## [YOUR OBJECTIVE]
Leave out the pictures; transcribe all else exactly.

## [LISTED RECORDS]
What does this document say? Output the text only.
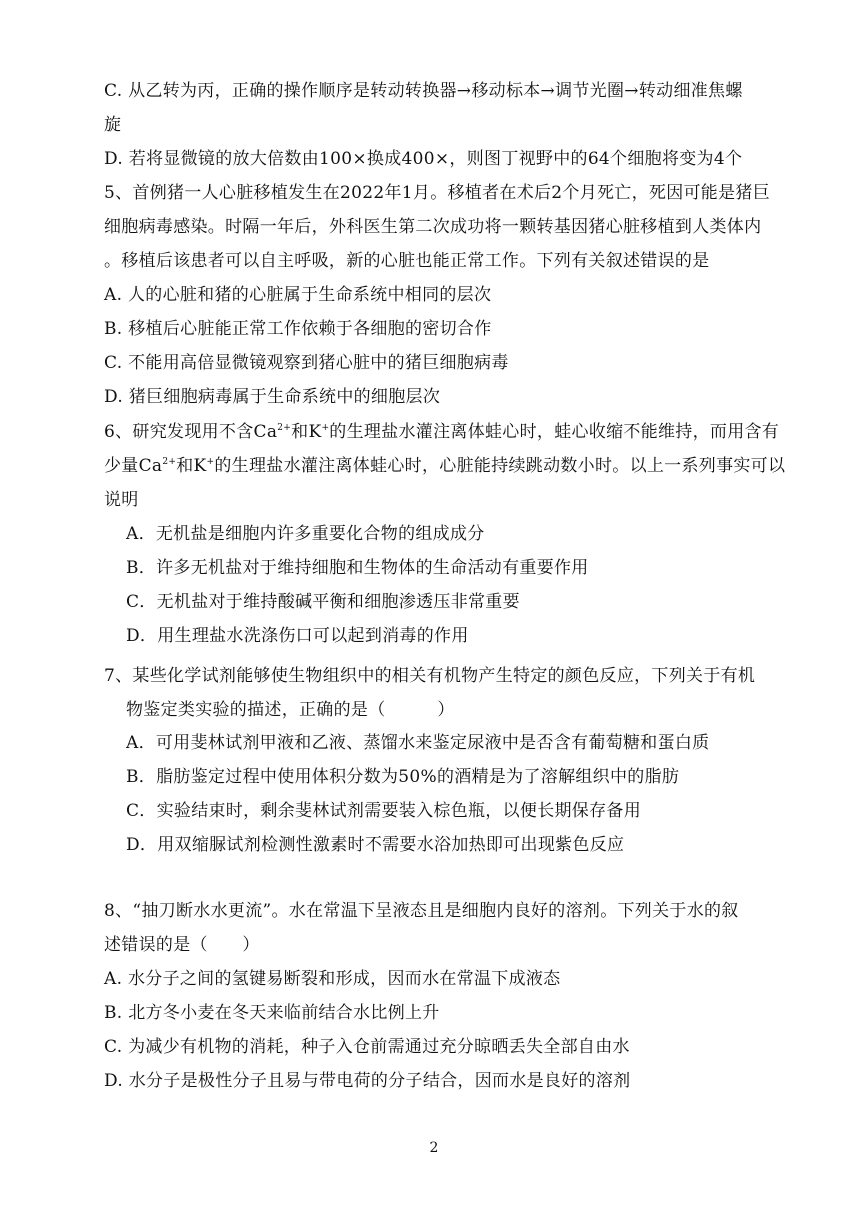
C. 从乙转为丙，正确的操作顺序是转动转换器→移动标本→调节光圈→转动细准焦螺
旋
D. 若将显微镜的放大倍数由100×换成400×，则图丁视野中的64个细胞将变为4个
5、首例猪一人心脏移植发生在2022年1月。移植者在术后2个月死亡，死因可能是猪巨
细胞病毒感染。时隔一年后，外科医生第二次成功将一颗转基因猪心脏移植到人类体内
。移植后该患者可以自主呼吸，新的心脏也能正常工作。下列有关叙述错误的是
A. 人的心脏和猪的心脏属于生命系统中相同的层次
B. 移植后心脏能正常工作依赖于各细胞的密切合作
C. 不能用高倍显微镜观察到猪心脏中的猪巨细胞病毒
D. 猪巨细胞病毒属于生命系统中的细胞层次
6、研究发现用不含$Ca^{2+}$和K+的生理盐水灌注离体蛙心时，蛙心收缩不能维持，而用含有
少量$Ca^{2+}$和K+的生理盐水灌注离体蛙心时，心脏能持续跳动数小时。以上一系列事实可以
说明
A．无机盐是细胞内许多重要化合物的组成成分
B．许多无机盐对于维持细胞和生物体的生命活动有重要作用
C．无机盐对于维持酸碱平衡和细胞渗透压非常重要
D．用生理盐水洗涤伤口可以起到消毒的作用
7、某些化学试剂能够使生物组织中的相关有机物产生特定的颜色反应，下列关于有机
物鉴定类实验的描述，正确的是（　　　）
A．可用斐林试剂甲液和乙液、蒸馏水来鉴定尿液中是否含有葡萄糖和蛋白质
B．脂肪鉴定过程中使用体积分数为50%的酒精是为了溶解组织中的脂肪
C．实验结束时，剩余斐林试剂需要装入棕色瓶，以便长期保存备用
D．用双缩脲试剂检测性激素时不需要水浴加热即可出现紫色反应
8、“抽刀断水水更流”。水在常温下呈液态且是细胞内良好的溶剂。下列关于水的叙
述错误的是（　　）
A. 水分子之间的氢键易断裂和形成，因而水在常温下成液态
B. 北方冬小麦在冬天来临前结合水比例上升
C. 为减少有机物的消耗，种子入仓前需通过充分晾晒丢失全部自由水
D. 水分子是极性分子且易与带电荷的分子结合，因而水是良好的溶剂
2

## [TASK ANSWER]
What does this document say? Output the text only.
C. 从乙转为丙，正确的操作顺序是转动转换器→移动标本→调节光圈→转动细准焦螺
旋
D. 若将显微镜的放大倍数由100×换成400×，则图丁视野中的64个细胞将变为4个
5、首例猪一人心脏移植发生在2022年1月。移植者在术后2个月死亡，死因可能是猪巨
细胞病毒感染。时隔一年后，外科医生第二次成功将一颗转基因猪心脏移植到人类体内
。移植后该患者可以自主呼吸，新的心脏也能正常工作。下列有关叙述错误的是
A. 人的心脏和猪的心脏属于生命系统中相同的层次
B. 移植后心脏能正常工作依赖于各细胞的密切合作
C. 不能用高倍显微镜观察到猪心脏中的猪巨细胞病毒
D. 猪巨细胞病毒属于生命系统中的细胞层次
6、研究发现用不含$Ca^{2+}$和K+的生理盐水灌注离体蛙心时，蛙心收缩不能维持，而用含有
少量$Ca^{2+}$和K+的生理盐水灌注离体蛙心时，心脏能持续跳动数小时。以上一系列事实可以
说明
A．无机盐是细胞内许多重要化合物的组成成分
B．许多无机盐对于维持细胞和生物体的生命活动有重要作用
C．无机盐对于维持酸碱平衡和细胞渗透压非常重要
D．用生理盐水洗涤伤口可以起到消毒的作用
7、某些化学试剂能够使生物组织中的相关有机物产生特定的颜色反应，下列关于有机
物鉴定类实验的描述，正确的是（　　　）
A．可用斐林试剂甲液和乙液、蒸馏水来鉴定尿液中是否含有葡萄糖和蛋白质
B．脂肪鉴定过程中使用体积分数为50%的酒精是为了溶解组织中的脂肪
C．实验结束时，剩余斐林试剂需要装入棕色瓶，以便长期保存备用
D．用双缩脲试剂检测性激素时不需要水浴加热即可出现紫色反应
8、“抽刀断水水更流”。水在常温下呈液态且是细胞内良好的溶剂。下列关于水的叙
述错误的是（　　）
A. 水分子之间的氢键易断裂和形成，因而水在常温下成液态
B. 北方冬小麦在冬天来临前结合水比例上升
C. 为减少有机物的消耗，种子入仓前需通过充分晾晒丢失全部自由水
D. 水分子是极性分子且易与带电荷的分子结合，因而水是良好的溶剂
2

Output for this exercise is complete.